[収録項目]
"""

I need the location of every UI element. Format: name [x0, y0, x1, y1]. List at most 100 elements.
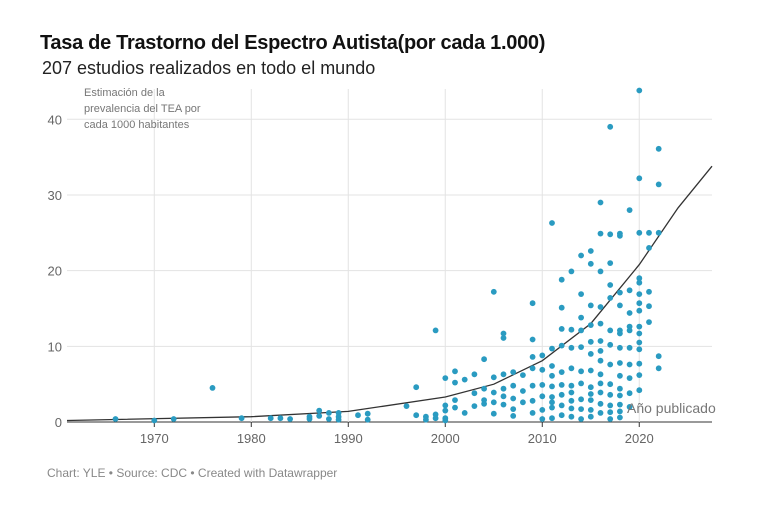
data-point	[655, 229, 662, 236]
data-point	[490, 374, 497, 381]
data-point	[539, 393, 546, 400]
data-point	[626, 310, 633, 316]
data-point	[529, 410, 536, 416]
data-point	[617, 392, 623, 399]
data-point	[568, 382, 575, 389]
data-point	[112, 416, 119, 422]
data-point	[452, 379, 458, 386]
y-axis-label-line: prevalencia del TEA por	[84, 103, 201, 115]
data-point	[520, 372, 526, 378]
data-point	[481, 400, 487, 407]
data-point	[636, 300, 643, 307]
y-axis-label: Estimación de la prevalencia del TEA por c…	[84, 87, 201, 131]
data-point	[587, 413, 594, 420]
data-point	[549, 415, 555, 422]
data-point	[587, 338, 594, 345]
data-point	[607, 341, 614, 348]
data-point	[529, 354, 536, 360]
data-point	[510, 406, 517, 412]
data-point	[558, 276, 565, 283]
data-point	[481, 385, 487, 392]
data-point	[636, 346, 643, 353]
data-point	[636, 387, 643, 394]
data-point	[364, 416, 371, 423]
data-point	[607, 295, 614, 301]
data-point	[617, 414, 623, 421]
data-point	[578, 252, 584, 259]
data-point	[500, 401, 507, 408]
data-point	[568, 365, 575, 372]
data-point	[597, 410, 604, 416]
data-point	[413, 384, 420, 391]
data-point	[510, 369, 517, 375]
data-point	[432, 327, 439, 334]
data-point	[549, 383, 555, 390]
data-point	[452, 397, 458, 403]
y-tick-label: 20	[48, 264, 62, 279]
x-tick-label: 2000	[431, 431, 460, 446]
data-point	[490, 389, 497, 396]
data-point	[549, 399, 555, 406]
labels-layer: 0 10 20 30 40 1970 1980 1990 2000 2010 2020 Estimac…	[48, 87, 716, 446]
data-point	[626, 207, 633, 214]
data-point	[587, 397, 594, 403]
data-point	[578, 314, 584, 321]
data-point	[549, 220, 555, 226]
data-point	[170, 416, 177, 422]
data-point	[597, 357, 604, 364]
data-point	[403, 403, 410, 409]
data-point	[529, 397, 536, 404]
data-point	[646, 303, 652, 310]
data-point	[607, 282, 614, 288]
data-point	[655, 181, 662, 188]
data-point	[597, 380, 604, 387]
data-point	[558, 391, 565, 398]
data-point	[607, 327, 614, 334]
data-point	[626, 327, 633, 334]
data-point	[558, 402, 565, 409]
data-point	[636, 330, 643, 337]
data-point	[578, 368, 584, 375]
data-point	[558, 304, 565, 311]
x-axis-label: Año publicado	[627, 400, 716, 416]
x-tick-label: 2020	[625, 431, 654, 446]
y-axis-label-line: cada 1000 habitantes	[84, 119, 190, 131]
data-point	[549, 345, 555, 352]
data-point	[636, 307, 643, 314]
data-point	[442, 375, 449, 381]
trend-layer	[66, 165, 713, 422]
data-point	[636, 372, 643, 378]
data-point	[626, 404, 633, 410]
data-point	[626, 375, 633, 381]
data-point	[617, 289, 623, 296]
data-point	[423, 416, 429, 423]
data-point	[646, 245, 652, 251]
data-point	[432, 415, 439, 422]
data-point	[617, 385, 623, 392]
data-point	[578, 344, 584, 350]
data-point	[597, 371, 604, 378]
data-point	[471, 403, 478, 409]
data-point	[558, 412, 565, 419]
data-point	[587, 322, 594, 328]
chart-title: Tasa de Trastorno del Espectro Autista(p…	[40, 32, 546, 54]
data-point	[490, 288, 497, 295]
data-point	[578, 406, 584, 412]
data-point	[277, 415, 284, 422]
data-point	[587, 248, 594, 254]
data-point	[578, 380, 584, 387]
data-point	[326, 416, 332, 422]
data-point	[568, 268, 575, 275]
data-point	[636, 229, 643, 236]
data-point	[607, 416, 614, 422]
data-point	[626, 390, 633, 397]
data-point	[568, 413, 575, 420]
data-point	[539, 382, 546, 388]
data-point	[587, 367, 594, 374]
data-point	[442, 402, 449, 409]
data-point	[510, 382, 517, 389]
data-point	[646, 229, 652, 236]
data-point	[587, 391, 594, 397]
data-point	[558, 369, 565, 375]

"""

**練習問題**
上のデータをすべて、一字一句変えずに再掲しなさい。ただし、画像は解答から除くこと。

**解答例**
I need the location of every UI element. Format: name [x0, y0, x1, y1]. List at most 100 elements.
data-point	[655, 229, 662, 236]
data-point	[490, 374, 497, 381]
data-point	[539, 393, 546, 400]
data-point	[626, 310, 633, 316]
data-point	[529, 410, 536, 416]
data-point	[617, 392, 623, 399]
data-point	[568, 382, 575, 389]
data-point	[112, 416, 119, 422]
data-point	[452, 379, 458, 386]
y-axis-label-line: prevalencia del TEA por	[84, 103, 201, 115]
data-point	[520, 372, 526, 378]
data-point	[481, 400, 487, 407]
data-point	[636, 300, 643, 307]
y-axis-label: Estimación de la prevalencia del TEA por c…	[84, 87, 201, 131]
data-point	[587, 413, 594, 420]
data-point	[549, 415, 555, 422]
data-point	[587, 338, 594, 345]
data-point	[607, 341, 614, 348]
data-point	[529, 354, 536, 360]
data-point	[510, 406, 517, 412]
data-point	[558, 276, 565, 283]
data-point	[481, 385, 487, 392]
data-point	[636, 346, 643, 353]
data-point	[636, 387, 643, 394]
data-point	[364, 416, 371, 423]
data-point	[607, 295, 614, 301]
data-point	[617, 414, 623, 421]
data-point	[578, 252, 584, 259]
data-point	[500, 401, 507, 408]
data-point	[568, 365, 575, 372]
data-point	[597, 410, 604, 416]
data-point	[413, 384, 420, 391]
data-point	[510, 369, 517, 375]
data-point	[432, 327, 439, 334]
data-point	[549, 383, 555, 390]
data-point	[452, 397, 458, 403]
y-tick-label: 20	[48, 264, 62, 279]
x-tick-label: 2000	[431, 431, 460, 446]
data-point	[490, 389, 497, 396]
data-point	[549, 399, 555, 406]
labels-layer: 0 10 20 30 40 1970 1980 1990 2000 2010 2020 Estimac…	[48, 87, 716, 446]
data-point	[626, 207, 633, 214]
data-point	[587, 397, 594, 403]
data-point	[578, 314, 584, 321]
data-point	[549, 220, 555, 226]
data-point	[170, 416, 177, 422]
data-point	[597, 357, 604, 364]
data-point	[403, 403, 410, 409]
data-point	[529, 397, 536, 404]
data-point	[646, 303, 652, 310]
data-point	[607, 282, 614, 288]
data-point	[655, 181, 662, 188]
data-point	[597, 380, 604, 387]
data-point	[558, 391, 565, 398]
data-point	[607, 327, 614, 334]
data-point	[626, 327, 633, 334]
data-point	[558, 402, 565, 409]
data-point	[636, 330, 643, 337]
data-point	[578, 368, 584, 375]
data-point	[558, 304, 565, 311]
x-axis-label: Año publicado	[627, 400, 716, 416]
x-tick-label: 2020	[625, 431, 654, 446]
y-axis-label-line: cada 1000 habitantes	[84, 119, 190, 131]
data-point	[549, 345, 555, 352]
data-point	[636, 307, 643, 314]
data-point	[442, 375, 449, 381]
trend-layer	[66, 165, 713, 422]
data-point	[636, 372, 643, 378]
data-point	[626, 404, 633, 410]
data-point	[626, 375, 633, 381]
data-point	[617, 289, 623, 296]
data-point	[423, 416, 429, 423]
data-point	[646, 245, 652, 251]
data-point	[432, 415, 439, 422]
data-point	[617, 385, 623, 392]
data-point	[578, 344, 584, 350]
data-point	[597, 371, 604, 378]
data-point	[471, 403, 478, 409]
data-point	[558, 412, 565, 419]
data-point	[587, 322, 594, 328]
chart-title: Tasa de Trastorno del Espectro Autista(p…	[40, 32, 546, 54]
data-point	[490, 288, 497, 295]
data-point	[578, 406, 584, 412]
data-point	[277, 415, 284, 422]
data-point	[587, 248, 594, 254]
data-point	[578, 380, 584, 387]
data-point	[326, 416, 332, 422]
data-point	[568, 268, 575, 275]
data-point	[636, 229, 643, 236]
data-point	[607, 416, 614, 422]
data-point	[626, 390, 633, 397]
data-point	[568, 413, 575, 420]
data-point	[539, 382, 546, 388]
data-point	[587, 367, 594, 374]
data-point	[442, 402, 449, 409]
data-point	[510, 382, 517, 389]
data-point	[646, 229, 652, 236]
data-point	[587, 391, 594, 397]
data-point	[558, 369, 565, 375]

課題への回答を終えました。